* BEGIN Selected extract *
This Week at the SCC (21/11/2014)
This was a busy week at the Court, with the release of one oral decision, and eight leave-to-appeal rulings, all likely to be of interest to Canadian businesses and professionals.
The Court granted an oral decision in British Columbia Teachers' Federation v. British Columbia Public School Employers' Association, 2014 SCC 70. The SCC reversed the ruling of the BCCA on the grounds that the lower court had failed to give adequate deference to an arbitrator's interpretation of a collective agreement, and had failed to recognize the differences between the purposes underlying pregnancy benefits and parental benefits.
The Supreme Court granted leave to appeal from the well-publicized decision of the Federal Court of Appeal, in Canada v. Daniels, 2014 FCA 101, which had ruled that Métis (but not non-status Indians) were "Indians" for purposes of s. 91(24) of the Constitution Act, 1867.
* END Selected extract *
* BEGIN Extracted material *
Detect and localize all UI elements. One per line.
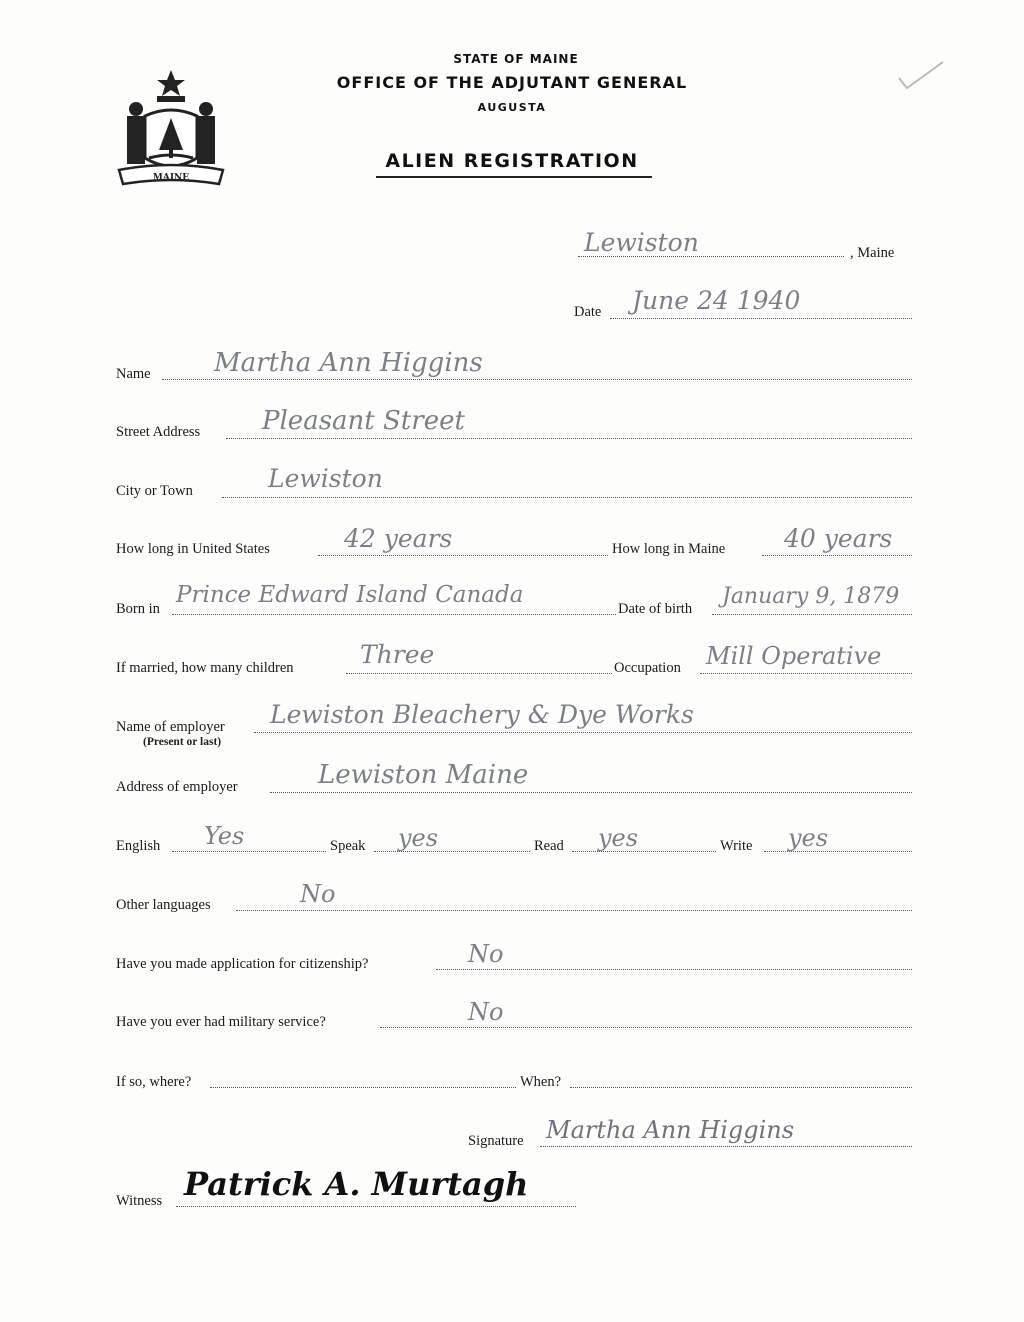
how-long-us-label: How long in United States [116,541,270,557]
read-label: Read [534,838,564,854]
how-long-us-value[interactable]: 42 years [344,524,453,553]
citizenship-label: Have you made application for citizenship? [116,956,369,972]
dob-value[interactable]: January 9, 1879 [722,584,900,609]
witness-line [176,1206,576,1207]
speak-value[interactable]: yes [398,824,439,852]
other-languages-label: Other languages [116,897,211,913]
signature-value[interactable]: Martha Ann Higgins [546,1116,795,1144]
date-value[interactable]: June 24 1940 [632,286,801,315]
english-label: English [116,838,161,854]
employer-address-label: Address of employer [116,779,238,795]
children-label: If married, how many children [116,660,294,676]
occupation-value[interactable]: Mill Operative [706,642,882,670]
when-label: When? [520,1074,562,1090]
header-city: AUGUSTA [477,101,547,114]
how-long-maine-value[interactable]: 40 years [784,524,893,553]
employer-address-value[interactable]: Lewiston Maine [318,760,529,790]
date-label: Date [574,304,602,320]
employer-line [254,732,912,733]
how-long-maine-label: How long in Maine [612,541,726,557]
employer-value[interactable]: Lewiston Bleachery & Dye Works [270,700,694,729]
signature-label: Signature [468,1133,524,1149]
dob-label: Date of birth [618,601,693,617]
where-label: If so, where? [116,1074,192,1090]
other-languages-line [236,910,912,911]
children-value[interactable]: Three [360,640,435,669]
seal-text: MAINE [152,173,190,183]
military-line [380,1027,912,1028]
read-line [572,851,716,852]
dob-line [712,614,912,615]
children-line [346,673,612,674]
citizenship-line [436,969,912,970]
born-in-line [172,614,616,615]
header-state: STATE OF MAINE [453,52,579,66]
witness-label: Witness [116,1193,163,1209]
other-languages-value[interactable]: No [300,880,336,908]
city-line [222,497,912,498]
citizenship-value[interactable]: No [468,940,504,968]
write-value[interactable]: yes [788,824,829,852]
name-line [162,379,912,380]
title-underline [376,176,652,178]
name-label: Name [116,366,151,382]
form-title: ALIEN REGISTRATION [385,150,639,172]
born-in-label: Born in [116,601,160,617]
employer-address-line [270,792,912,793]
occupation-line [700,673,912,674]
born-in-value[interactable]: Prince Edward Island Canada [176,582,524,608]
signature-line [540,1146,912,1147]
military-label: Have you ever had military service? [116,1014,326,1030]
city-label: City or Town [116,483,193,499]
name-value[interactable]: Martha Ann Higgins [214,348,483,378]
street-label: Street Address [116,424,201,440]
date-line [610,318,912,319]
occupation-label: Occupation [614,660,681,676]
city-value[interactable]: Lewiston [268,464,383,493]
write-label: Write [720,838,753,854]
english-value[interactable]: Yes [204,822,245,850]
how-long-maine-line [762,555,912,556]
employer-label: Name of employer [116,719,225,735]
header-office: OFFICE OF THE ADJUTANT GENERAL [336,73,688,92]
witness-value[interactable]: Patrick A. Murtagh [184,1165,529,1203]
how-long-us-line [318,555,608,556]
street-line [226,438,912,439]
english-line [172,851,326,852]
street-value[interactable]: Pleasant Street [262,406,465,436]
read-value[interactable]: yes [598,824,639,852]
speak-label: Speak [330,838,366,854]
employer-sublabel: (Present or last) [143,736,222,748]
write-line [764,851,912,852]
when-line [570,1087,912,1088]
military-value[interactable]: No [468,998,504,1026]
where-line [210,1087,516,1088]
place-value[interactable]: Lewiston [584,228,699,257]
place-suffix: , Maine [850,245,895,261]
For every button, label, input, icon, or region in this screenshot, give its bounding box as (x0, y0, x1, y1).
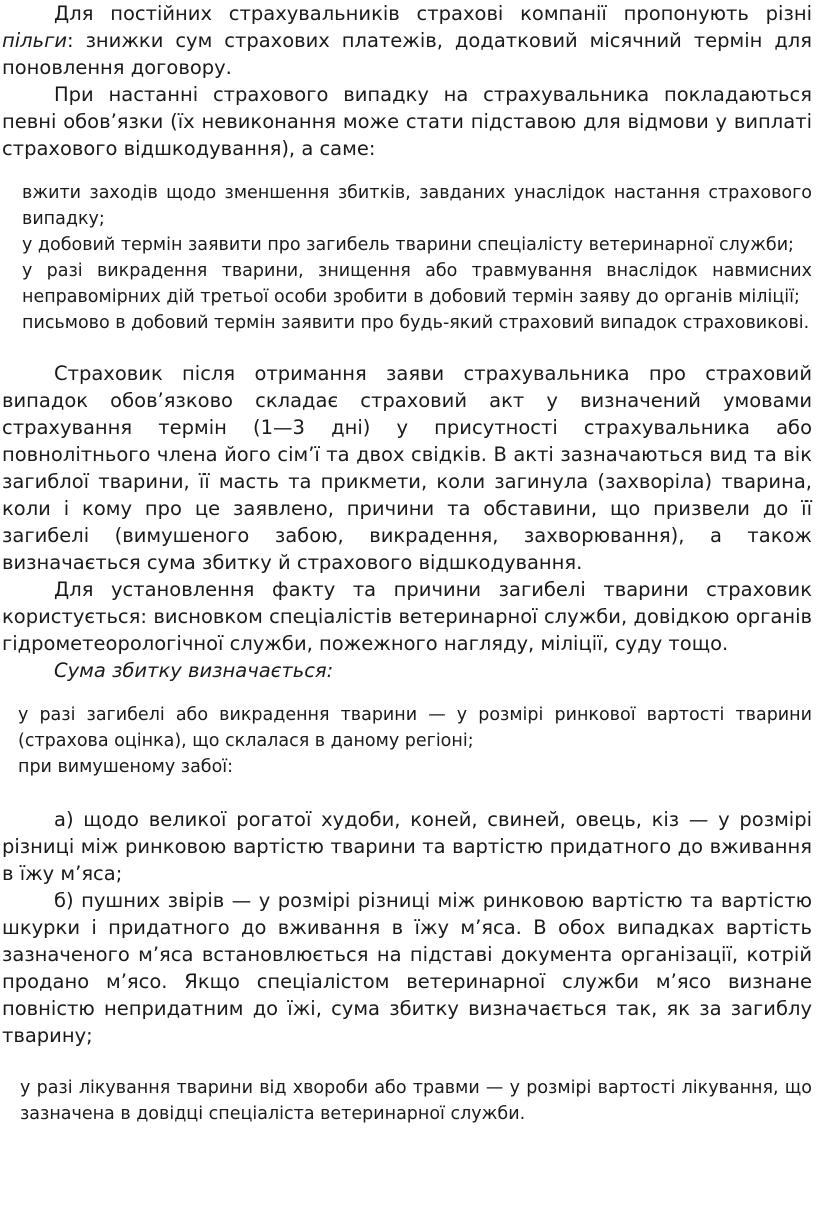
spacer (2, 684, 812, 702)
paragraph-insurance-act: Страховик після отримання заяви страхувальника про страховий випадок обов’язково складає страховий акт у визначений умовами страхування термін (1—3 дні) у присутності страхувальника або повнолітнього члена його сім’ї та двох свідків. В акті зазначаються вид та вік загиблої тварини, її масть та прикмети, коли загинула (захворіла) тварина, коли і кому про це заявлено, причини та обставини, що призвели до її загибелі (вимушеного забою, викрадення, захворювання), а також визначається сума збитку й страхового відшкодування. (2, 362, 812, 574)
paragraph-sub-a: а) щодо великої рогатої худоби, коней, свиней, овець, кіз — у розмірі різниці між ринковою вартістю тварини та вартістю придатного до вживання в їжу м’яса; (2, 808, 812, 885)
paragraph-benefits-text: Для постійних страхувальників страхові компанії пропонують різні (54, 2, 812, 25)
spacer (2, 1049, 812, 1075)
paragraph-benefits (2, 0, 812, 81)
paragraph-benefits-text-end: : знижки сум страхових платежів, додатковий місячний термін для поновлення договору. (2, 29, 812, 79)
spacer (2, 780, 812, 806)
list-item: у разі викрадення тварини, знищення або травмування внаслідок навмисних неправомірних дій третьої особи зробити в добовий термін заяву до органів міліції; (22, 261, 812, 307)
paragraph-sub-b: б) пушних звірів — у розмірі різниці між ринковою вартістю та вартістю шкурки і придатного до вживання в їжу м’яса. В обох випадках вартість зазначеного м’яса встановлюється на підставі документа організації, котрій продано м’ясо. Якщо спеціалістом ветеринарної служби м’ясо визнане повністю непридатним до їжі, сума збитку визначається так, як за загиблу тварину; (2, 889, 812, 1047)
spacer (2, 162, 812, 180)
loss-list (2, 702, 812, 780)
emphasis-benefits: пільги (2, 29, 68, 52)
loss-heading-text: Сума збитку визначається: (54, 659, 334, 682)
list-item: при вимушеному забої: (18, 757, 234, 777)
list-item: у разі загибелі або викрадення тварини — у розмірі ринкової вартості тварини (страхова оцінка), що склалася в даному регіоні; (18, 705, 812, 751)
duties-list (2, 180, 812, 336)
treatment-list (2, 1075, 812, 1127)
list-item: у добовий термін заявити про загибель тварини спеціалісту ветеринарної служби; (22, 235, 794, 255)
list-item: у разі лікування тварини від хвороби або травми — у розмірі вартості лікування, що зазначена в довідці спеціаліста ветеринарної служби. (20, 1078, 812, 1124)
list-item: вжити заходів щодо зменшення збитків, завданих унаслідок настання страхового випадку; (22, 183, 812, 229)
paragraph-obligations: При настанні страхового випадку на страхувальника покладаються певні обов’язки (їх невиконання може стати підставою для відмови у виплаті страхового відшкодування), а саме: (2, 83, 812, 160)
list-item: письмово в добовий термін заявити про будь-який страховий випадок страховикові. (22, 313, 810, 333)
paragraph-establish-facts: Для установлення факту та причини загибелі тварини страховик користується: висновком спеціалістів ветеринарної служби, довідкою органів гідрометеорологічної служби, пожежного нагляду, міліції, суду тощо. (2, 578, 812, 655)
spacer (2, 336, 812, 360)
loss-heading (2, 657, 812, 684)
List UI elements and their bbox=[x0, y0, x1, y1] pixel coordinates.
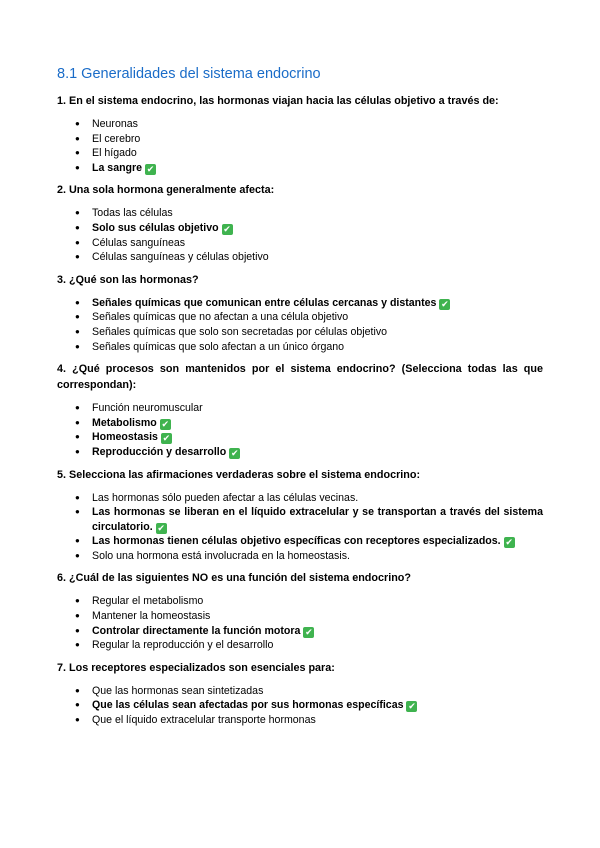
list-item bbox=[57, 491, 543, 506]
list-item bbox=[57, 549, 543, 564]
options-list bbox=[57, 206, 543, 264]
document-page bbox=[57, 66, 543, 735]
option-text: Metabolismo bbox=[92, 416, 157, 429]
check-mark-icon: ✔ bbox=[505, 537, 513, 548]
option-text: Solo una hormona está involucrada en la homeostasis. bbox=[92, 549, 350, 562]
option-text: Regular el metabolismo bbox=[92, 595, 204, 608]
list-item bbox=[57, 401, 543, 416]
option-text: Todas las células bbox=[92, 207, 173, 220]
options-list bbox=[57, 594, 543, 652]
list-item bbox=[57, 340, 543, 355]
question-text: 6. ¿Cuál de las siguientes NO es una función del sistema endocrino? bbox=[57, 572, 411, 585]
list-item bbox=[57, 505, 543, 534]
option-text: Que las hormonas sean sintetizadas bbox=[92, 684, 264, 697]
list-item bbox=[57, 638, 543, 653]
option-text: Solo sus células objetivo bbox=[92, 221, 219, 234]
check-mark-icon: ✔ bbox=[230, 447, 239, 458]
section-title: 8.1 Generalidades del sistema endocrino bbox=[57, 66, 321, 82]
question-text: 3. ¿Qué son las hormonas? bbox=[57, 273, 199, 286]
list-item bbox=[57, 534, 543, 549]
check-mark-icon: ✔ bbox=[223, 223, 231, 234]
list-item bbox=[57, 206, 543, 221]
question-text: 5. Selecciona las afirmaciones verdaderas sobre el sistema endocrino: bbox=[57, 468, 421, 481]
option-text: El cerebro bbox=[92, 132, 141, 145]
list-item bbox=[57, 416, 543, 431]
list-item bbox=[57, 310, 543, 325]
option-text: Células sanguíneas y células objetivo bbox=[92, 251, 269, 264]
option-text: Que las células sean afectadas por sus hormonas específicas bbox=[92, 699, 404, 712]
check-mark-icon: ✔ bbox=[157, 522, 165, 533]
check-mark-icon: ✔ bbox=[161, 418, 170, 429]
list-item bbox=[57, 684, 543, 699]
list-item bbox=[57, 161, 543, 176]
check-mark-icon: ✔ bbox=[146, 163, 155, 174]
check-mark-icon: ✔ bbox=[162, 433, 171, 444]
list-item bbox=[57, 624, 543, 639]
question-text: 4. ¿Qué procesos son mantenidos por el sistema endocrino? (Selecciona todas las que correspondan): bbox=[57, 363, 543, 392]
quiz-container bbox=[57, 93, 543, 728]
option-text: Mantener la homeostasis bbox=[92, 610, 211, 623]
option-text: Que el líquido extracelular transporte hormonas bbox=[92, 714, 316, 727]
question-text: 1. En el sistema endocrino, las hormonas viajan hacia las células objetivo a través de: bbox=[57, 95, 499, 107]
option-text: El hígado bbox=[92, 147, 137, 160]
list-item bbox=[57, 146, 543, 161]
list-item bbox=[57, 250, 543, 265]
option-text: Señales químicas que comunican entre células cercanas y distantes bbox=[92, 296, 437, 309]
list-item bbox=[57, 236, 543, 251]
options-list bbox=[57, 401, 543, 459]
option-text: Las hormonas sólo pueden afectar a las células vecinas. bbox=[92, 491, 359, 504]
list-item bbox=[57, 296, 543, 311]
check-mark-icon: ✔ bbox=[408, 701, 416, 712]
options-list bbox=[57, 684, 543, 728]
question-text: 2. Una sola hormona generalmente afecta: bbox=[57, 184, 275, 197]
list-item bbox=[57, 594, 543, 609]
list-item bbox=[57, 713, 543, 728]
question-text: 7. Los receptores especializados son esenciales para: bbox=[57, 661, 335, 674]
option-text: Señales químicas que solo afectan a un único órgano bbox=[92, 340, 345, 353]
options-list bbox=[57, 296, 543, 354]
list-item bbox=[57, 445, 543, 460]
list-item bbox=[57, 132, 543, 147]
list-item bbox=[57, 609, 543, 624]
option-text: Células sanguíneas bbox=[92, 236, 186, 249]
option-text: Regular la reproducción y el desarrollo bbox=[92, 639, 274, 652]
check-mark-icon: ✔ bbox=[441, 298, 449, 309]
check-mark-icon: ✔ bbox=[305, 626, 313, 637]
option-text: Las hormonas se liberan en el líquido extracelular y se transportan a través del sistema circulatorio. bbox=[92, 506, 543, 533]
list-item bbox=[57, 430, 543, 445]
option-text: Señales químicas que solo son secretadas por células objetivo bbox=[92, 325, 388, 338]
option-text: Función neuromuscular bbox=[92, 402, 203, 415]
option-text: Controlar directamente la función motora bbox=[92, 624, 301, 637]
list-item bbox=[57, 117, 543, 132]
option-text: Señales químicas que no afectan a una célula objetivo bbox=[92, 311, 349, 324]
option-text: Las hormonas tienen células objetivo específicas con receptores especializados. bbox=[92, 535, 501, 548]
option-text: La sangre bbox=[92, 161, 143, 174]
list-item bbox=[57, 698, 543, 713]
options-list bbox=[57, 491, 543, 564]
option-text: Neuronas bbox=[92, 118, 138, 130]
options-list bbox=[57, 117, 543, 175]
list-item bbox=[57, 221, 543, 236]
option-text: Homeostasis bbox=[92, 431, 158, 444]
list-item bbox=[57, 325, 543, 340]
option-text: Reproducción y desarrollo bbox=[92, 445, 227, 458]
* END Extracted material *
▶ _Work instructions_
According to the court summary, whose interpretation did the BCCA fail to give adequate deference to in the teachers' federation case? You won't need the items to answer.

▶ _Task response_
An arbitrator's interpretation of a collective agreement.